-- BEGIN SUPPLIED MATERIAL --
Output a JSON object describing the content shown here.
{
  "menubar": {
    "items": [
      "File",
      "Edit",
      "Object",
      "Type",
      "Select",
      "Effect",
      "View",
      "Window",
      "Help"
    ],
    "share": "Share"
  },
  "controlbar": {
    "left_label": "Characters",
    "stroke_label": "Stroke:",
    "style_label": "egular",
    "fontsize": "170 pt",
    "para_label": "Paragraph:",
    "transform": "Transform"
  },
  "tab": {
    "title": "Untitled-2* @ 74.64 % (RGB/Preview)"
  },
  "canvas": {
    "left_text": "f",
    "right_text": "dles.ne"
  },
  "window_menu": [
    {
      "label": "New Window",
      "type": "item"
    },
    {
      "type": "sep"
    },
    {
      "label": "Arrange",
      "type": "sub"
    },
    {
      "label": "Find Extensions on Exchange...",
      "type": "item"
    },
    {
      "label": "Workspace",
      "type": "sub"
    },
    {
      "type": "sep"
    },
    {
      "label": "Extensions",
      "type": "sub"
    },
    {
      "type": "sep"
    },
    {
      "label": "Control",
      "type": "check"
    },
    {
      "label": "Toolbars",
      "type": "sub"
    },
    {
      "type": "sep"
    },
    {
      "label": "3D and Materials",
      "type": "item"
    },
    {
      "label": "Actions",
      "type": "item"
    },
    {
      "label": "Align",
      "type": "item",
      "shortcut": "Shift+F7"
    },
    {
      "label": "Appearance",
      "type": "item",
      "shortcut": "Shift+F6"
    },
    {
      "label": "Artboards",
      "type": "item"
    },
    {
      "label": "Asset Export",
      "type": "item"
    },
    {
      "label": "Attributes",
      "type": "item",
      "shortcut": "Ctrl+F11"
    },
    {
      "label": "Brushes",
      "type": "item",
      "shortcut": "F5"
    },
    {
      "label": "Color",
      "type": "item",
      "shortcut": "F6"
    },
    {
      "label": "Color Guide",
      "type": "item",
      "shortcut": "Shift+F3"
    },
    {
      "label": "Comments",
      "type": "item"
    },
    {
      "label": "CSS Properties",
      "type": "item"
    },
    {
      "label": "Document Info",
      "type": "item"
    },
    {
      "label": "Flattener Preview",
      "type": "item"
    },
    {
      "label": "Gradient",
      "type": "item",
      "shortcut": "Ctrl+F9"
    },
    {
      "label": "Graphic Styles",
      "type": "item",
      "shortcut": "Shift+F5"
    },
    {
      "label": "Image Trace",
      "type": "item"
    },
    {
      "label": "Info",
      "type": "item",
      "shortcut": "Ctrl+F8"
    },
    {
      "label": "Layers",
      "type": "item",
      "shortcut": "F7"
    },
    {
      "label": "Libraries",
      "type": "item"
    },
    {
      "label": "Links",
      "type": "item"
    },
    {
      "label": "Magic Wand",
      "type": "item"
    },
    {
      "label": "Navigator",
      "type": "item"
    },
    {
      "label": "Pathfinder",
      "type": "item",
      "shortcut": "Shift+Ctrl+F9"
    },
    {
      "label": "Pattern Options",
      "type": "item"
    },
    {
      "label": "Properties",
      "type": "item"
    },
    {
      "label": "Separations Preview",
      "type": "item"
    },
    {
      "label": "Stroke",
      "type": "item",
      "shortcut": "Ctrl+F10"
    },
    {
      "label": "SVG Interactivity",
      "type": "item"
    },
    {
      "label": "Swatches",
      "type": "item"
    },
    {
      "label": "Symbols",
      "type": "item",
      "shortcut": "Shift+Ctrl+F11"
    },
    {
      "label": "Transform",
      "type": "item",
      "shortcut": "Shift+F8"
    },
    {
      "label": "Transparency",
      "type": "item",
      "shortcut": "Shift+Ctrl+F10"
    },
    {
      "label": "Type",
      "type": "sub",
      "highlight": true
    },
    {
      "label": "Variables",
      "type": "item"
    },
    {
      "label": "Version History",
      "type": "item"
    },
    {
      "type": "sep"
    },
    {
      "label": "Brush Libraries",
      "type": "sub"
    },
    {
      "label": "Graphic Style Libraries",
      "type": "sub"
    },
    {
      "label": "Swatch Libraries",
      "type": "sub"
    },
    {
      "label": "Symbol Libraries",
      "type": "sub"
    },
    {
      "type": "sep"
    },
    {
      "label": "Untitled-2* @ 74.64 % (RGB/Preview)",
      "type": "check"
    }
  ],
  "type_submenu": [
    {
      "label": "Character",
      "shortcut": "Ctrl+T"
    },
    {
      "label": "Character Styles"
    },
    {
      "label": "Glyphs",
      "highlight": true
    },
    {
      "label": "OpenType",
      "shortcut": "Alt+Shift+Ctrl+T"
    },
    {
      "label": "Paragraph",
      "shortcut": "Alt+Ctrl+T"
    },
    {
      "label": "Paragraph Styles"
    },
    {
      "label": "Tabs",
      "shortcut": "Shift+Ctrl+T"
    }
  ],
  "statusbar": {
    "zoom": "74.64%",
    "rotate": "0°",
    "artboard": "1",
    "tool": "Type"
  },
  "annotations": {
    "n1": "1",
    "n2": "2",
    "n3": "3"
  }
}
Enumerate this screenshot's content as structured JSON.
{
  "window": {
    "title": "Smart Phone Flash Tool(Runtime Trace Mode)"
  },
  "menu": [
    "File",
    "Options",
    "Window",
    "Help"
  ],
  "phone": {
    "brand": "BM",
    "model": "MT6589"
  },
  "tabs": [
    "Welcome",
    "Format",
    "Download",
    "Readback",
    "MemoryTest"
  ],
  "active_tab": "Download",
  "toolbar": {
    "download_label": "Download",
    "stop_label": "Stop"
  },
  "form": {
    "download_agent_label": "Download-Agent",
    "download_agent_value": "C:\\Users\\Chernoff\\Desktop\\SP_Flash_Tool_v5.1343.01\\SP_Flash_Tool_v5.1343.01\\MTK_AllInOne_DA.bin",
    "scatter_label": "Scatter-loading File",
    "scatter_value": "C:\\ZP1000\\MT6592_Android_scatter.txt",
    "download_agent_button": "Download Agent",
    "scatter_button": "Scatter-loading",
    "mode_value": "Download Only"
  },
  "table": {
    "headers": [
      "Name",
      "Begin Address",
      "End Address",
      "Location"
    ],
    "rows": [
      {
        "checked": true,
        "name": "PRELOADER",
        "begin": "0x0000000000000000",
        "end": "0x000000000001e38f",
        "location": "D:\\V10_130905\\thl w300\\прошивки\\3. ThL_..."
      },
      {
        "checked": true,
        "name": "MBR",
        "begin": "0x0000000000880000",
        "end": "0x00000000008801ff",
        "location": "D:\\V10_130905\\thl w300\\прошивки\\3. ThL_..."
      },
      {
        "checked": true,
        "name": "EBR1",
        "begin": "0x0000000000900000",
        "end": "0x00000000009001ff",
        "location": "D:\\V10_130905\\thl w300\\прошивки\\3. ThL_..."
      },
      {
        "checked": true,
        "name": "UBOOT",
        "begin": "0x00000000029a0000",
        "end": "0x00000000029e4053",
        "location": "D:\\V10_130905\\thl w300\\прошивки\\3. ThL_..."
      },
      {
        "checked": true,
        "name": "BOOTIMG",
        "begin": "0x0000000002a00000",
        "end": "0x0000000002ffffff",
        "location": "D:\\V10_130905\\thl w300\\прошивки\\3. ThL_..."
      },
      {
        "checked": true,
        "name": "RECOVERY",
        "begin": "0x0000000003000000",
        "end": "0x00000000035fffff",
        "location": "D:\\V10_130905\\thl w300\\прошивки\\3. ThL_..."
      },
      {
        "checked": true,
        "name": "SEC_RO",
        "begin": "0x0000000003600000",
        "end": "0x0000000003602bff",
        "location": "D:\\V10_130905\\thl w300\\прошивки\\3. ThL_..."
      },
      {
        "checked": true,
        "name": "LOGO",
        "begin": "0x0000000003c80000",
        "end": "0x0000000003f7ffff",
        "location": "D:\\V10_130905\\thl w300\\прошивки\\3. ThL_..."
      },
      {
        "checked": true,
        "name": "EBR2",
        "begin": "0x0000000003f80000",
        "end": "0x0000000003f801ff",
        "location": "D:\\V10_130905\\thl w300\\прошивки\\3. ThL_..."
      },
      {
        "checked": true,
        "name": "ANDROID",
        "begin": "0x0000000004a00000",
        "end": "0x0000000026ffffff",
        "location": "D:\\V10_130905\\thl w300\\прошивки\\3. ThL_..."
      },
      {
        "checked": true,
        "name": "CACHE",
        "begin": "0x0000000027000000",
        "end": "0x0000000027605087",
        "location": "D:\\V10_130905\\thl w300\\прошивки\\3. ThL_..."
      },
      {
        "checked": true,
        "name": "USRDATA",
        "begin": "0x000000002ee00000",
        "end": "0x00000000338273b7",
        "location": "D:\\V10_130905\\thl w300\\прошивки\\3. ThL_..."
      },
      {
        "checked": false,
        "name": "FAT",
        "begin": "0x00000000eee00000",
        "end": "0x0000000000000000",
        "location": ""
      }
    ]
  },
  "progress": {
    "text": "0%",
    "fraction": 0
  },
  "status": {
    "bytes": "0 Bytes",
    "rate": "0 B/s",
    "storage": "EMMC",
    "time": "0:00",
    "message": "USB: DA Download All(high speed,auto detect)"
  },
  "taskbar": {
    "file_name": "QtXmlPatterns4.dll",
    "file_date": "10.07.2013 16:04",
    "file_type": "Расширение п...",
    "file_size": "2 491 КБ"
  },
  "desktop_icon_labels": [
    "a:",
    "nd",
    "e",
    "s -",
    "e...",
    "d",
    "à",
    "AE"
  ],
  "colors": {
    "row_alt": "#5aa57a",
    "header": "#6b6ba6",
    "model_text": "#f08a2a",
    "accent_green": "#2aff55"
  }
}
-- END SUPPLIED MATERIAL --
* [TASK STATEMENT]: Where a line above holds the string "Ctrl", show that line.

* [ANSWER IN FULL]:
      "shortcut": "Ctrl+F11"
      "shortcut": "Ctrl+F9"
      "shortcut": "Ctrl+F8"
      "shortcut": "Shift+Ctrl+F9"
      "shortcut": "Ctrl+F10"
      "shortcut": "Shift+Ctrl+F11"
      "shortcut": "Shift+Ctrl+F10"
      "shortcut": "Ctrl+T"
      "shortcut": "Alt+Shift+Ctrl+T"
      "shortcut": "Alt+Ctrl+T"
      "shortcut": "Shift+Ctrl+T"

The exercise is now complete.